* _The task_
Extract each line of the material that follows exactly and omit its pictures.

* _Records that describe figures_
+++

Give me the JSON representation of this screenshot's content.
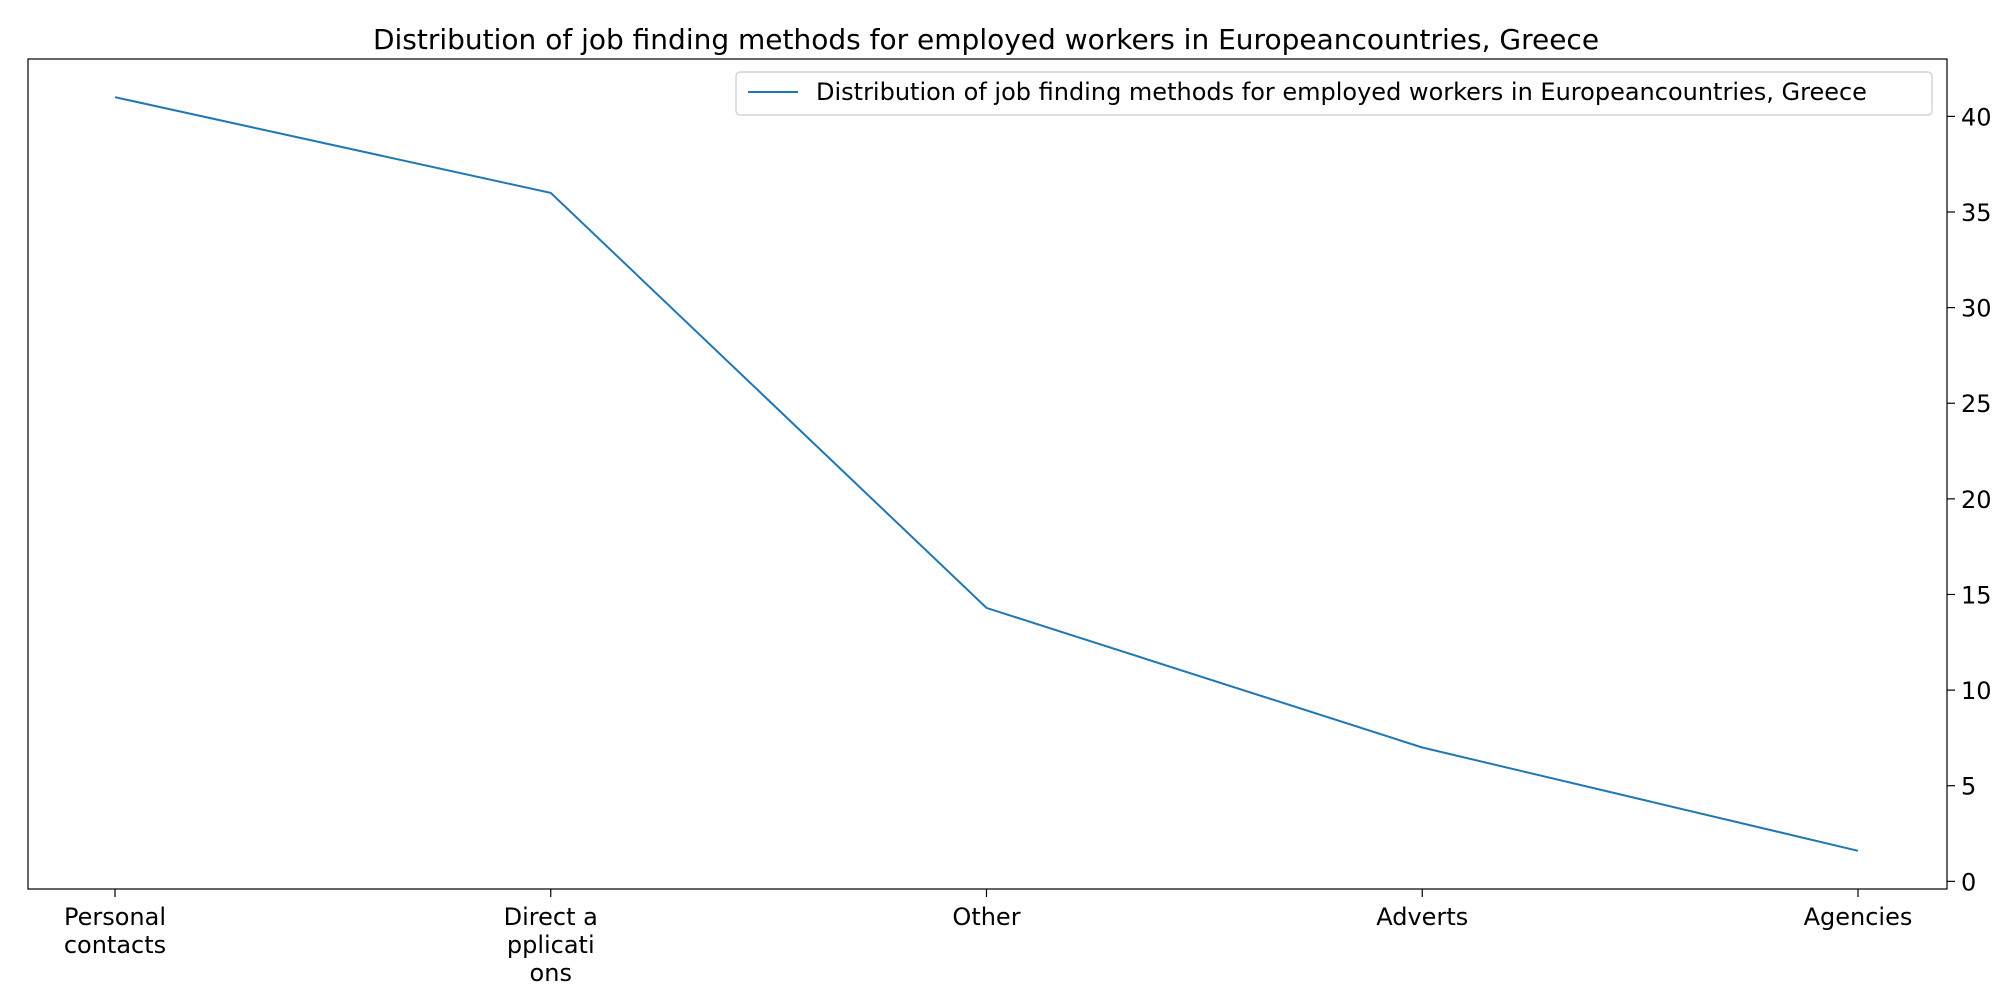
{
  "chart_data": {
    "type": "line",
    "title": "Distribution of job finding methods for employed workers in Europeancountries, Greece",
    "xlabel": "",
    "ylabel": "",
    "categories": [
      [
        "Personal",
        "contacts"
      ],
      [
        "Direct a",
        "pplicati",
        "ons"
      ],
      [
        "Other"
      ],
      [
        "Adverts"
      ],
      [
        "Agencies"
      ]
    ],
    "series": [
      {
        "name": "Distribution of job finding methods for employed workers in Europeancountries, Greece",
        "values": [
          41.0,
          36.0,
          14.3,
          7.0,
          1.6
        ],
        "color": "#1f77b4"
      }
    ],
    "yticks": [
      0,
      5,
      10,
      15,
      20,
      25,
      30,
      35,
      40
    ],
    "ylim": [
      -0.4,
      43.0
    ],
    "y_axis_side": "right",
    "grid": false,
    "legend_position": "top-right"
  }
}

+++

* _Completed task_
Give me the JSON representation of this screenshot's content.
{
  "chart_data": {
    "type": "line",
    "title": "Distribution of job finding methods for employed workers in Europeancountries, Greece",
    "xlabel": "",
    "ylabel": "",
    "categories": [
      [
        "Personal",
        "contacts"
      ],
      [
        "Direct a",
        "pplicati",
        "ons"
      ],
      [
        "Other"
      ],
      [
        "Adverts"
      ],
      [
        "Agencies"
      ]
    ],
    "series": [
      {
        "name": "Distribution of job finding methods for employed workers in Europeancountries, Greece",
        "values": [
          41.0,
          36.0,
          14.3,
          7.0,
          1.6
        ],
        "color": "#1f77b4"
      }
    ],
    "yticks": [
      0,
      5,
      10,
      15,
      20,
      25,
      30,
      35,
      40
    ],
    "ylim": [
      -0.4,
      43.0
    ],
    "y_axis_side": "right",
    "grid": false,
    "legend_position": "top-right"
  }
}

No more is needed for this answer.